--- Start of RECORDED INFORMATION ---

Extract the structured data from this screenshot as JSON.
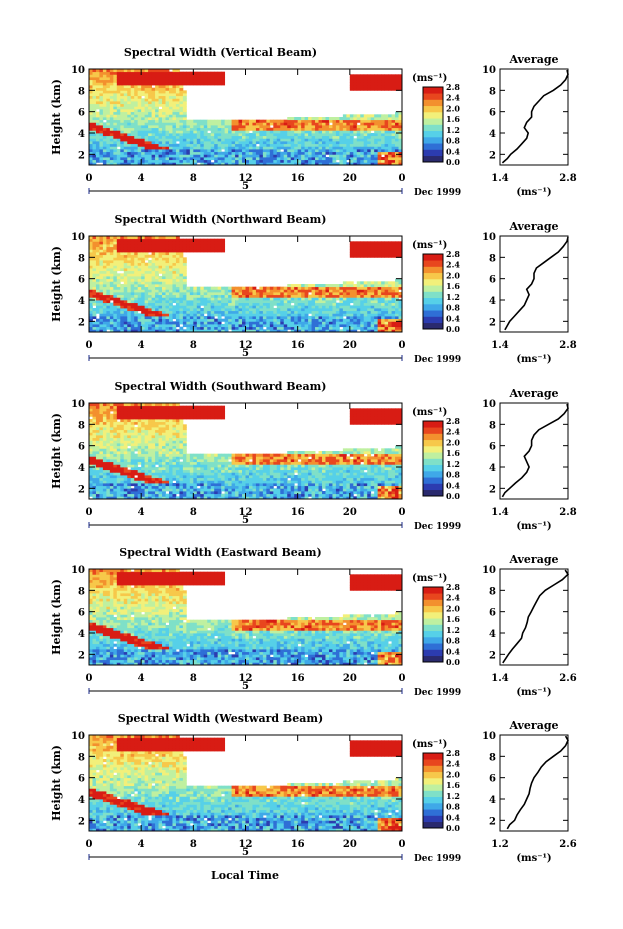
{
  "figure": {
    "xlabel": "Local Time",
    "date_label": "Dec 1999",
    "day_label": "5",
    "units_label": "(ms⁻¹)",
    "average_title": "Average"
  },
  "colorbar": {
    "ticks": [
      "2.8",
      "2.4",
      "2.0",
      "1.6",
      "1.2",
      "0.8",
      "0.4",
      "0.0"
    ],
    "colors": [
      "#2a2a6e",
      "#2c3cb0",
      "#2f6fd6",
      "#3fa8e8",
      "#56d0e8",
      "#7fe0c8",
      "#bff0a0",
      "#f2f07a",
      "#f7c84a",
      "#f3902e",
      "#e8461e",
      "#d81c14"
    ]
  },
  "chart_data": [
    {
      "type": "heatmap",
      "title": "Spectral Width (Vertical Beam)",
      "ylabel": "Height (km)",
      "x_ticks": [
        "0",
        "4",
        "8",
        "12",
        "16",
        "20",
        "0"
      ],
      "xlim": [
        0,
        24
      ],
      "y_ticks": [
        "2",
        "4",
        "6",
        "8",
        "10"
      ],
      "ylim": [
        1,
        10
      ],
      "colorbar_range": [
        0.0,
        2.8
      ],
      "description_values": "Spectral width (ms⁻¹) vs local time and height",
      "profile": {
        "title": "Average",
        "xlabel": "(ms⁻¹)",
        "x_ticks": [
          "1.4",
          "2.8"
        ],
        "xlim": [
          1.4,
          2.8
        ],
        "y_ticks": [
          "2",
          "4",
          "6",
          "8",
          "10"
        ],
        "ylim": [
          1,
          10
        ],
        "height": [
          1.2,
          1.6,
          2.0,
          2.5,
          3.0,
          3.5,
          4.0,
          4.5,
          5.0,
          5.5,
          6.0,
          6.5,
          7.0,
          7.5,
          8.0,
          8.5,
          9.0,
          9.5,
          9.9
        ],
        "value": [
          1.45,
          1.55,
          1.62,
          1.75,
          1.85,
          1.95,
          1.98,
          1.9,
          1.95,
          2.05,
          2.05,
          2.1,
          2.2,
          2.3,
          2.5,
          2.65,
          2.75,
          2.8,
          2.78
        ]
      }
    },
    {
      "type": "heatmap",
      "title": "Spectral Width (Northward Beam)",
      "ylabel": "Height (km)",
      "x_ticks": [
        "0",
        "4",
        "8",
        "12",
        "16",
        "20",
        "0"
      ],
      "xlim": [
        0,
        24
      ],
      "y_ticks": [
        "2",
        "4",
        "6",
        "8",
        "10"
      ],
      "ylim": [
        1,
        10
      ],
      "colorbar_range": [
        0.0,
        2.8
      ],
      "profile": {
        "title": "Average",
        "xlabel": "(ms⁻¹)",
        "x_ticks": [
          "1.4",
          "2.8"
        ],
        "xlim": [
          1.4,
          2.8
        ],
        "y_ticks": [
          "2",
          "4",
          "6",
          "8",
          "10"
        ],
        "ylim": [
          1,
          10
        ],
        "height": [
          1.2,
          1.6,
          2.0,
          2.5,
          3.0,
          3.5,
          4.0,
          4.5,
          5.0,
          5.5,
          6.0,
          6.5,
          7.0,
          7.5,
          8.0,
          8.5,
          9.0,
          9.5,
          9.9
        ],
        "value": [
          1.5,
          1.55,
          1.6,
          1.7,
          1.8,
          1.9,
          1.95,
          2.0,
          1.95,
          2.05,
          2.1,
          2.1,
          2.15,
          2.3,
          2.45,
          2.6,
          2.7,
          2.78,
          2.8
        ]
      }
    },
    {
      "type": "heatmap",
      "title": "Spectral Width (Southward Beam)",
      "ylabel": "Height (km)",
      "x_ticks": [
        "0",
        "4",
        "8",
        "12",
        "16",
        "20",
        "0"
      ],
      "xlim": [
        0,
        24
      ],
      "y_ticks": [
        "2",
        "4",
        "6",
        "8",
        "10"
      ],
      "ylim": [
        1,
        10
      ],
      "colorbar_range": [
        0.0,
        2.8
      ],
      "profile": {
        "title": "Average",
        "xlabel": "(ms⁻¹)",
        "x_ticks": [
          "1.4",
          "2.8"
        ],
        "xlim": [
          1.4,
          2.8
        ],
        "y_ticks": [
          "2",
          "4",
          "6",
          "8",
          "10"
        ],
        "ylim": [
          1,
          10
        ],
        "height": [
          1.2,
          1.6,
          2.0,
          2.5,
          3.0,
          3.5,
          4.0,
          4.5,
          5.0,
          5.5,
          6.0,
          6.5,
          7.0,
          7.5,
          8.0,
          8.5,
          9.0,
          9.5,
          9.9
        ],
        "value": [
          1.45,
          1.5,
          1.6,
          1.72,
          1.85,
          1.95,
          2.0,
          1.95,
          1.9,
          2.0,
          2.05,
          2.05,
          2.1,
          2.2,
          2.4,
          2.6,
          2.72,
          2.8,
          2.78
        ]
      }
    },
    {
      "type": "heatmap",
      "title": "Spectral Width (Eastward Beam)",
      "ylabel": "Height (km)",
      "x_ticks": [
        "0",
        "4",
        "8",
        "12",
        "16",
        "20",
        "0"
      ],
      "xlim": [
        0,
        24
      ],
      "y_ticks": [
        "2",
        "4",
        "6",
        "8",
        "10"
      ],
      "ylim": [
        1,
        10
      ],
      "colorbar_range": [
        0.0,
        2.8
      ],
      "profile": {
        "title": "Average",
        "xlabel": "(ms⁻¹)",
        "x_ticks": [
          "1.4",
          "2.6"
        ],
        "xlim": [
          1.4,
          2.6
        ],
        "y_ticks": [
          "2",
          "4",
          "6",
          "8",
          "10"
        ],
        "ylim": [
          1,
          10
        ],
        "height": [
          1.2,
          1.6,
          2.0,
          2.5,
          3.0,
          3.5,
          4.0,
          4.5,
          5.0,
          5.5,
          6.0,
          6.5,
          7.0,
          7.5,
          8.0,
          8.5,
          9.0,
          9.5,
          9.9
        ],
        "value": [
          1.45,
          1.5,
          1.55,
          1.62,
          1.7,
          1.78,
          1.8,
          1.85,
          1.88,
          1.9,
          1.95,
          2.0,
          2.05,
          2.1,
          2.2,
          2.35,
          2.5,
          2.6,
          2.55
        ]
      }
    },
    {
      "type": "heatmap",
      "title": "Spectral Width (Westward Beam)",
      "ylabel": "Height (km)",
      "x_ticks": [
        "0",
        "4",
        "8",
        "12",
        "16",
        "20",
        "0"
      ],
      "xlim": [
        0,
        24
      ],
      "y_ticks": [
        "2",
        "4",
        "6",
        "8",
        "10"
      ],
      "ylim": [
        1,
        10
      ],
      "colorbar_range": [
        0.0,
        2.8
      ],
      "profile": {
        "title": "Average",
        "xlabel": "(ms⁻¹)",
        "x_ticks": [
          "1.2",
          "2.6"
        ],
        "xlim": [
          1.2,
          2.6
        ],
        "y_ticks": [
          "2",
          "4",
          "6",
          "8",
          "10"
        ],
        "ylim": [
          1,
          10
        ],
        "height": [
          1.2,
          1.6,
          2.0,
          2.5,
          3.0,
          3.5,
          4.0,
          4.5,
          5.0,
          5.5,
          6.0,
          6.5,
          7.0,
          7.5,
          8.0,
          8.5,
          9.0,
          9.5,
          9.9
        ],
        "value": [
          1.35,
          1.4,
          1.5,
          1.55,
          1.62,
          1.7,
          1.75,
          1.8,
          1.82,
          1.85,
          1.9,
          1.98,
          2.05,
          2.15,
          2.3,
          2.45,
          2.55,
          2.6,
          2.55
        ]
      }
    }
  ]
}
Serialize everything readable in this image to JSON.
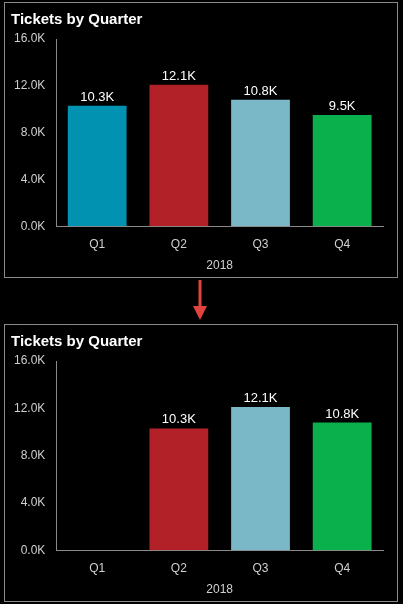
{
  "chart_data": [
    {
      "type": "bar",
      "title": "Tickets by Quarter",
      "categories": [
        "Q1",
        "Q2",
        "Q3",
        "Q4"
      ],
      "xlabel": "2018",
      "values": [
        10300,
        12100,
        10800,
        9500
      ],
      "value_labels": [
        "10.3K",
        "12.1K",
        "10.8K",
        "9.5K"
      ],
      "colors": [
        "#0092b0",
        "#b22028",
        "#7ab8c8",
        "#0ab04c"
      ],
      "ylim": [
        0,
        16000
      ],
      "yticks": [
        {
          "value": 0,
          "label": "0.0K"
        },
        {
          "value": 4000,
          "label": "4.0K"
        },
        {
          "value": 8000,
          "label": "8.0K"
        },
        {
          "value": 12000,
          "label": "12.0K"
        },
        {
          "value": 16000,
          "label": "16.0K"
        }
      ],
      "grid": false,
      "data_labels": true
    },
    {
      "type": "bar",
      "title": "Tickets by Quarter",
      "categories": [
        "Q1",
        "Q2",
        "Q3",
        "Q4"
      ],
      "xlabel": "2018",
      "values": [
        null,
        10300,
        12100,
        10800
      ],
      "value_labels": [
        null,
        "10.3K",
        "12.1K",
        "10.8K"
      ],
      "colors": [
        null,
        "#b22028",
        "#7ab8c8",
        "#0ab04c"
      ],
      "ylim": [
        0,
        16000
      ],
      "yticks": [
        {
          "value": 0,
          "label": "0.0K"
        },
        {
          "value": 4000,
          "label": "4.0K"
        },
        {
          "value": 8000,
          "label": "8.0K"
        },
        {
          "value": 12000,
          "label": "12.0K"
        },
        {
          "value": 16000,
          "label": "16.0K"
        }
      ],
      "grid": false,
      "data_labels": true
    }
  ]
}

--- End of RECORDED INFORMATION ---

State how many lines of the material contain the string "Spectral", with no other words.

6